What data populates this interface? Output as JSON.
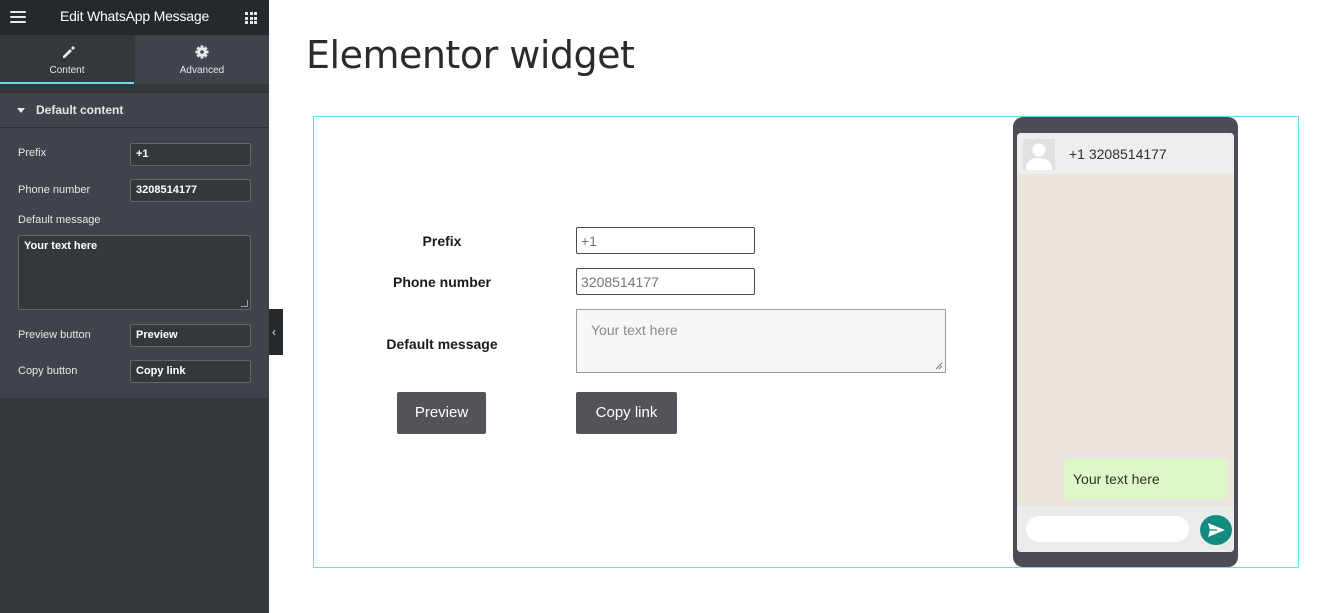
{
  "editor": {
    "title": "Edit WhatsApp Message",
    "tabs": [
      {
        "label": "Content",
        "icon": "pencil-icon",
        "active": true
      },
      {
        "label": "Advanced",
        "icon": "gear-icon",
        "active": false
      }
    ],
    "section": {
      "title": "Default content"
    },
    "fields": {
      "prefix": {
        "label": "Prefix",
        "value": "+1"
      },
      "phone": {
        "label": "Phone number",
        "value": "3208514177"
      },
      "message": {
        "label": "Default message",
        "value": "Your text here"
      },
      "preview_button": {
        "label": "Preview button",
        "value": "Preview"
      },
      "copy_button": {
        "label": "Copy button",
        "value": "Copy link"
      }
    }
  },
  "page": {
    "title": "Elementor widget"
  },
  "widget": {
    "prefix_label": "Prefix",
    "prefix_placeholder": "+1",
    "phone_label": "Phone number",
    "phone_placeholder": "3208514177",
    "message_label": "Default message",
    "message_placeholder": "Your text here",
    "preview_button": "Preview",
    "copy_button": "Copy link"
  },
  "phone_preview": {
    "contact": "+1 3208514177",
    "message": "Your text here"
  },
  "colors": {
    "editor_accent": "#71d7f7",
    "button_bg": "#53545a",
    "whatsapp_green": "#128c7e",
    "bubble_green": "#dcf8c6",
    "chat_background": "#ece5dd"
  }
}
━━━━━━━━━━
WHAT TO DO:
Search the lines for "number". Copy each line that has it.

FINAL RESULT:
        "label": "Phone number",
    "phone_label": "Phone number",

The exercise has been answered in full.